== Exercise brief ==
Repeat, without any change, the entries presented below.

== Source material ==

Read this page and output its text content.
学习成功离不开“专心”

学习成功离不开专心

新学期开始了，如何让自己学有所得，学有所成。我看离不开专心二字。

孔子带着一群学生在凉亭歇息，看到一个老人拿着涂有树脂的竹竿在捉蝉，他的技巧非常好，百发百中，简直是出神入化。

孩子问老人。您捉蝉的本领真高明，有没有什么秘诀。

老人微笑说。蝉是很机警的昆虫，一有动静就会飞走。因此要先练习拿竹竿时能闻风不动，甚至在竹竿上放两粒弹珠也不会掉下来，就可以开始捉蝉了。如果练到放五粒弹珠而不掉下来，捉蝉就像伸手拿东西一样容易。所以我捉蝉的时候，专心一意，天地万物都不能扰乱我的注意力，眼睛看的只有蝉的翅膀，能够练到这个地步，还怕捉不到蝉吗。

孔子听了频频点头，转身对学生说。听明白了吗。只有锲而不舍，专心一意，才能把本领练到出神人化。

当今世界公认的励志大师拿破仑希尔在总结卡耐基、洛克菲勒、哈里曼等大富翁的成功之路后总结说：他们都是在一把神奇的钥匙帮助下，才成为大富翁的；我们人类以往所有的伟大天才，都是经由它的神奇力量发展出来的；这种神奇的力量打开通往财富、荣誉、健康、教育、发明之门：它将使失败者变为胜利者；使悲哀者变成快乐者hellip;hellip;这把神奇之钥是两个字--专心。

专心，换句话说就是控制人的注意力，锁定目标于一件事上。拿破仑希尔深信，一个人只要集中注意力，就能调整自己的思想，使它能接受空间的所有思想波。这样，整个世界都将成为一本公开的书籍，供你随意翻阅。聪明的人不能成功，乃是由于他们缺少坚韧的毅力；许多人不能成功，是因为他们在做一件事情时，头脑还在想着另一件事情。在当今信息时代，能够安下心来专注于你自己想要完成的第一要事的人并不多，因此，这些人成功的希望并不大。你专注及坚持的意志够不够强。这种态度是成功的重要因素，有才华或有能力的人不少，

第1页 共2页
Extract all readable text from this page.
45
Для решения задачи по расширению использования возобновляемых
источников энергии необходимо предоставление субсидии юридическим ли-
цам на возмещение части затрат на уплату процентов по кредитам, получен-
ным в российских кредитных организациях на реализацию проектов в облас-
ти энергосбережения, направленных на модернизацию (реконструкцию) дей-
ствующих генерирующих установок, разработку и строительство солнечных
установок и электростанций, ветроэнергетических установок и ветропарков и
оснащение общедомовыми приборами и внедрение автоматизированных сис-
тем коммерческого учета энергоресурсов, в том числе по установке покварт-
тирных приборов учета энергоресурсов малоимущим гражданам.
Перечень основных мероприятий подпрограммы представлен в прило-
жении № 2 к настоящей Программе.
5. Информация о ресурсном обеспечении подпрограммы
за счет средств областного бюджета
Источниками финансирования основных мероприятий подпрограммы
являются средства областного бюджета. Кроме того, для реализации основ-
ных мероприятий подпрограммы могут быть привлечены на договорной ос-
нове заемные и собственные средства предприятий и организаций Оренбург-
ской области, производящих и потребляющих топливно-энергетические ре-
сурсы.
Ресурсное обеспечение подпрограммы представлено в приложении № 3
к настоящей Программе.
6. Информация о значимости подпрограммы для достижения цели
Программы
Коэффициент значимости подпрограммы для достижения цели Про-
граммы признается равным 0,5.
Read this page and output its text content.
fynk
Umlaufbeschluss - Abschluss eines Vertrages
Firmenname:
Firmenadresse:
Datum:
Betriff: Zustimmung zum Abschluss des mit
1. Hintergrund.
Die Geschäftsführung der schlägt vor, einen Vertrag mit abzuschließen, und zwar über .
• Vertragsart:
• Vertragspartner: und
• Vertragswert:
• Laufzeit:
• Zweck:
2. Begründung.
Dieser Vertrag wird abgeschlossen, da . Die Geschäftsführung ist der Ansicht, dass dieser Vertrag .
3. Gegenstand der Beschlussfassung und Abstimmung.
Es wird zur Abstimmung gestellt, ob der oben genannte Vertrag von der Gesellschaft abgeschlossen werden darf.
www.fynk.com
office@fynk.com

== Written solution ==
Read this page and output its text content.
学习成功离不开“专心”

学习成功离不开专心

新学期开始了，如何让自己学有所得，学有所成。我看离不开专心二字。

孔子带着一群学生在凉亭歇息，看到一个老人拿着涂有树脂的竹竿在捉蝉，他的技巧非常好，百发百中，简直是出神入化。

孩子问老人。您捉蝉的本领真高明，有没有什么秘诀。

老人微笑说。蝉是很机警的昆虫，一有动静就会飞走。因此要先练习拿竹竿时能闻风不动，甚至在竹竿上放两粒弹珠也不会掉下来，就可以开始捉蝉了。如果练到放五粒弹珠而不掉下来，捉蝉就像伸手拿东西一样容易。所以我捉蝉的时候，专心一意，天地万物都不能扰乱我的注意力，眼睛看的只有蝉的翅膀，能够练到这个地步，还怕捉不到蝉吗。

孔子听了频频点头，转身对学生说。听明白了吗。只有锲而不舍，专心一意，才能把本领练到出神人化。

当今世界公认的励志大师拿破仑希尔在总结卡耐基、洛克菲勒、哈里曼等大富翁的成功之路后总结说：他们都是在一把神奇的钥匙帮助下，才成为大富翁的；我们人类以往所有的伟大天才，都是经由它的神奇力量发展出来的；这种神奇的力量打开通往财富、荣誉、健康、教育、发明之门：它将使失败者变为胜利者；使悲哀者变成快乐者hellip;hellip;这把神奇之钥是两个字--专心。

专心，换句话说就是控制人的注意力，锁定目标于一件事上。拿破仑希尔深信，一个人只要集中注意力，就能调整自己的思想，使它能接受空间的所有思想波。这样，整个世界都将成为一本公开的书籍，供你随意翻阅。聪明的人不能成功，乃是由于他们缺少坚韧的毅力；许多人不能成功，是因为他们在做一件事情时，头脑还在想着另一件事情。在当今信息时代，能够安下心来专注于你自己想要完成的第一要事的人并不多，因此，这些人成功的希望并不大。你专注及坚持的意志够不够强。这种态度是成功的重要因素，有才华或有能力的人不少，

第1页 共2页
Extract all readable text from this page.
45
Для решения задачи по расширению использования возобновляемых
источников энергии необходимо предоставление субсидии юридическим ли-
цам на возмещение части затрат на уплату процентов по кредитам, получен-
ным в российских кредитных организациях на реализацию проектов в облас-
ти энергосбережения, направленных на модернизацию (реконструкцию) дей-
ствующих генерирующих установок, разработку и строительство солнечных
установок и электростанций, ветроэнергетических установок и ветропарков и
оснащение общедомовыми приборами и внедрение автоматизированных сис-
тем коммерческого учета энергоресурсов, в том числе по установке покварт-
тирных приборов учета энергоресурсов малоимущим гражданам.
Перечень основных мероприятий подпрограммы представлен в прило-
жении № 2 к настоящей Программе.
5. Информация о ресурсном обеспечении подпрограммы
за счет средств областного бюджета
Источниками финансирования основных мероприятий подпрограммы
являются средства областного бюджета. Кроме того, для реализации основ-
ных мероприятий подпрограммы могут быть привлечены на договорной ос-
нове заемные и собственные средства предприятий и организаций Оренбург-
ской области, производящих и потребляющих топливно-энергетические ре-
сурсы.
Ресурсное обеспечение подпрограммы представлено в приложении № 3
к настоящей Программе.
6. Информация о значимости подпрограммы для достижения цели
Программы
Коэффициент значимости подпрограммы для достижения цели Про-
граммы признается равным 0,5.
Read this page and output its text content.
fynk
Umlaufbeschluss - Abschluss eines Vertrages
Firmenname:
Firmenadresse:
Datum:
Betriff: Zustimmung zum Abschluss des mit
1. Hintergrund.
Die Geschäftsführung der schlägt vor, einen Vertrag mit abzuschließen, und zwar über .
• Vertragsart:
• Vertragspartner: und
• Vertragswert:
• Laufzeit:
• Zweck:
2. Begründung.
Dieser Vertrag wird abgeschlossen, da . Die Geschäftsführung ist der Ansicht, dass dieser Vertrag .
3. Gegenstand der Beschlussfassung und Abstimmung.
Es wird zur Abstimmung gestellt, ob der oben genannte Vertrag von der Gesellschaft abgeschlossen werden darf.
www.fynk.com
office@fynk.com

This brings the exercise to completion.